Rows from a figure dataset
------------------------------

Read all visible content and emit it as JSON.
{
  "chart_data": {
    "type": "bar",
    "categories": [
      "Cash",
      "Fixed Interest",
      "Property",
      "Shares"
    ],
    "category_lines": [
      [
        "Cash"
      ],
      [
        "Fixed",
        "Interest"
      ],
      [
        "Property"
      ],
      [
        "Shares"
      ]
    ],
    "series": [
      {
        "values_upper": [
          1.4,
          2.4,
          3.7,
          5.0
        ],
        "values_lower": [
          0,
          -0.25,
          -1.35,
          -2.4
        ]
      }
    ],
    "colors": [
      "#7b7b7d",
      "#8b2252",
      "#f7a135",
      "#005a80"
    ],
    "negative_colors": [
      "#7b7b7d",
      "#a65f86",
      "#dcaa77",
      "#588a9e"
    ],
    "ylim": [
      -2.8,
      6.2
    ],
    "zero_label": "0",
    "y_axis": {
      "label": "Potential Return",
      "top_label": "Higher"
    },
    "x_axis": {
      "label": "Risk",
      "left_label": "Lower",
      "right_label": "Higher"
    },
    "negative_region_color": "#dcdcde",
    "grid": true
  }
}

------------------------------

§ Goal
Please set down each line of the records exactly as given.

§ Task result
Read all visible content and emit it as JSON.
{
  "chart_data": {
    "type": "bar",
    "categories": [
      "Cash",
      "Fixed Interest",
      "Property",
      "Shares"
    ],
    "category_lines": [
      [
        "Cash"
      ],
      [
        "Fixed",
        "Interest"
      ],
      [
        "Property"
      ],
      [
        "Shares"
      ]
    ],
    "series": [
      {
        "values_upper": [
          1.4,
          2.4,
          3.7,
          5.0
        ],
        "values_lower": [
          0,
          -0.25,
          -1.35,
          -2.4
        ]
      }
    ],
    "colors": [
      "#7b7b7d",
      "#8b2252",
      "#f7a135",
      "#005a80"
    ],
    "negative_colors": [
      "#7b7b7d",
      "#a65f86",
      "#dcaa77",
      "#588a9e"
    ],
    "ylim": [
      -2.8,
      6.2
    ],
    "zero_label": "0",
    "y_axis": {
      "label": "Potential Return",
      "top_label": "Higher"
    },
    "x_axis": {
      "label": "Risk",
      "left_label": "Lower",
      "right_label": "Higher"
    },
    "negative_region_color": "#dcdcde",
    "grid": true
  }
}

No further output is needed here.